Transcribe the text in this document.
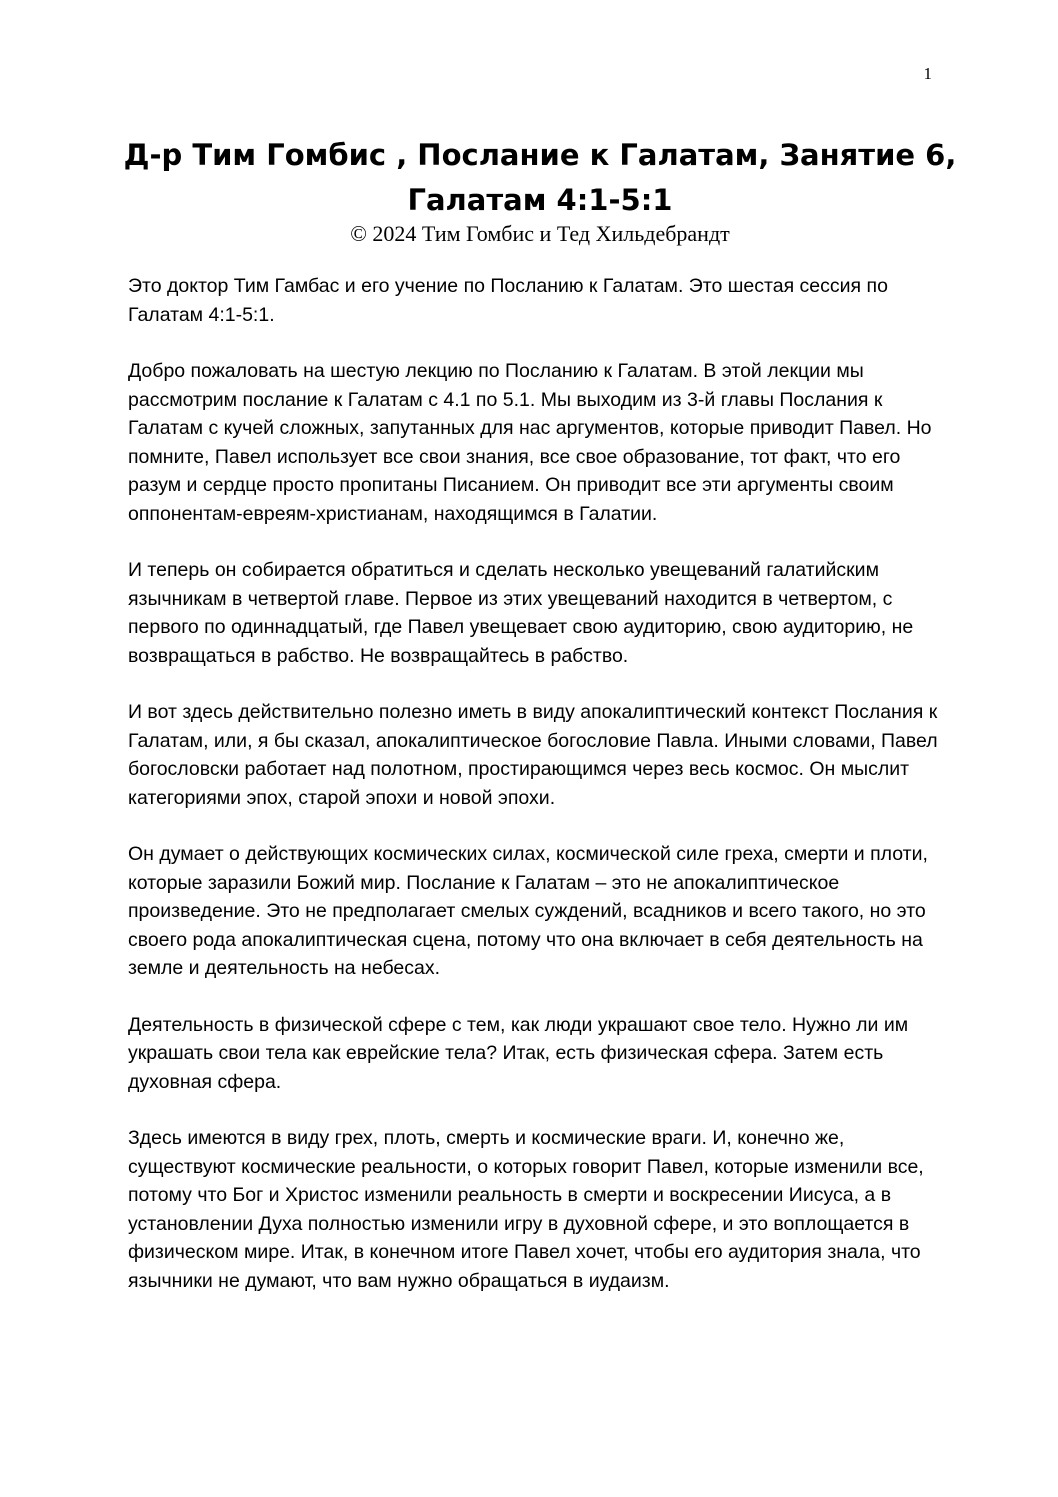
1
Д-р Тим Гомбис , Послание к Галатам, Занятие 6, Галатам 4:1-5:1
© 2024 Тим Гомбис и Тед Хильдебрандт

Это доктор Тим Гамбас и его учение по Посланию к Галатам. Это шестая сессия по Галатам 4:1-5:1.

Добро пожаловать на шестую лекцию по Посланию к Галатам. В этой лекции мы рассмотрим послание к Галатам с 4.1 по 5.1. Мы выходим из 3-й главы Послания к Галатам с кучей сложных, запутанных для нас аргументов, которые приводит Павел. Но помните, Павел использует все свои знания, все свое образование, тот факт, что его разум и сердце просто пропитаны Писанием. Он приводит все эти аргументы своим оппонентам-евреям-христианам, находящимся в Галатии.

И теперь он собирается обратиться и сделать несколько увещеваний галатийским язычникам в четвертой главе. Первое из этих увещеваний находится в четвертом, с первого по одиннадцатый, где Павел увещевает свою аудиторию, свою аудиторию, не возвращаться в рабство. Не возвращайтесь в рабство.

И вот здесь действительно полезно иметь в виду апокалиптический контекст Послания к Галатам, или, я бы сказал, апокалиптическое богословие Павла. Иными словами, Павел богословски работает над полотном, простирающимся через весь космос. Он мыслит категориями эпох, старой эпохи и новой эпохи.

Он думает о действующих космических силах, космической силе греха, смерти и плоти, которые заразили Божий мир. Послание к Галатам – это не апокалиптическое произведение. Это не предполагает смелых суждений, всадников и всего такого, но это своего рода апокалиптическая сцена, потому что она включает в себя деятельность на земле и деятельность на небесах.

Деятельность в физической сфере с тем, как люди украшают свое тело. Нужно ли им украшать свои тела как еврейские тела? Итак, есть физическая сфера. Затем есть духовная сфера.

Здесь имеются в виду грех, плоть, смерть и космические враги. И, конечно же, существуют космические реальности, о которых говорит Павел, которые изменили все, потому что Бог и Христос изменили реальность в смерти и воскресении Иисуса, а в установлении Духа полностью изменили игру в духовной сфере, и это воплощается в физическом мире. Итак, в конечном итоге Павел хочет, чтобы его аудитория знала, что язычники не думают, что вам нужно обращаться в иудаизм.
.....
All of the lines above should be retyped precisely, apart from the pictures.

Transcribe the text in this document.
1
Д-р Тим Гомбис , Послание к Галатам, Занятие 6, Галатам 4:1-5:1
© 2024 Тим Гомбис и Тед Хильдебрандт

Это доктор Тим Гамбас и его учение по Посланию к Галатам. Это шестая сессия по Галатам 4:1-5:1.

Добро пожаловать на шестую лекцию по Посланию к Галатам. В этой лекции мы рассмотрим послание к Галатам с 4.1 по 5.1. Мы выходим из 3-й главы Послания к Галатам с кучей сложных, запутанных для нас аргументов, которые приводит Павел. Но помните, Павел использует все свои знания, все свое образование, тот факт, что его разум и сердце просто пропитаны Писанием. Он приводит все эти аргументы своим оппонентам-евреям-христианам, находящимся в Галатии.

И теперь он собирается обратиться и сделать несколько увещеваний галатийским язычникам в четвертой главе. Первое из этих увещеваний находится в четвертом, с первого по одиннадцатый, где Павел увещевает свою аудиторию, свою аудиторию, не возвращаться в рабство. Не возвращайтесь в рабство.

И вот здесь действительно полезно иметь в виду апокалиптический контекст Послания к Галатам, или, я бы сказал, апокалиптическое богословие Павла. Иными словами, Павел богословски работает над полотном, простирающимся через весь космос. Он мыслит категориями эпох, старой эпохи и новой эпохи.

Он думает о действующих космических силах, космической силе греха, смерти и плоти, которые заразили Божий мир. Послание к Галатам – это не апокалиптическое произведение. Это не предполагает смелых суждений, всадников и всего такого, но это своего рода апокалиптическая сцена, потому что она включает в себя деятельность на земле и деятельность на небесах.

Деятельность в физической сфере с тем, как люди украшают свое тело. Нужно ли им украшать свои тела как еврейские тела? Итак, есть физическая сфера. Затем есть духовная сфера.

Здесь имеются в виду грех, плоть, смерть и космические враги. И, конечно же, существуют космические реальности, о которых говорит Павел, которые изменили все, потому что Бог и Христос изменили реальность в смерти и воскресении Иисуса, а в установлении Духа полностью изменили игру в духовной сфере, и это воплощается в физическом мире. Итак, в конечном итоге Павел хочет, чтобы его аудитория знала, что язычники не думают, что вам нужно обращаться в иудаизм.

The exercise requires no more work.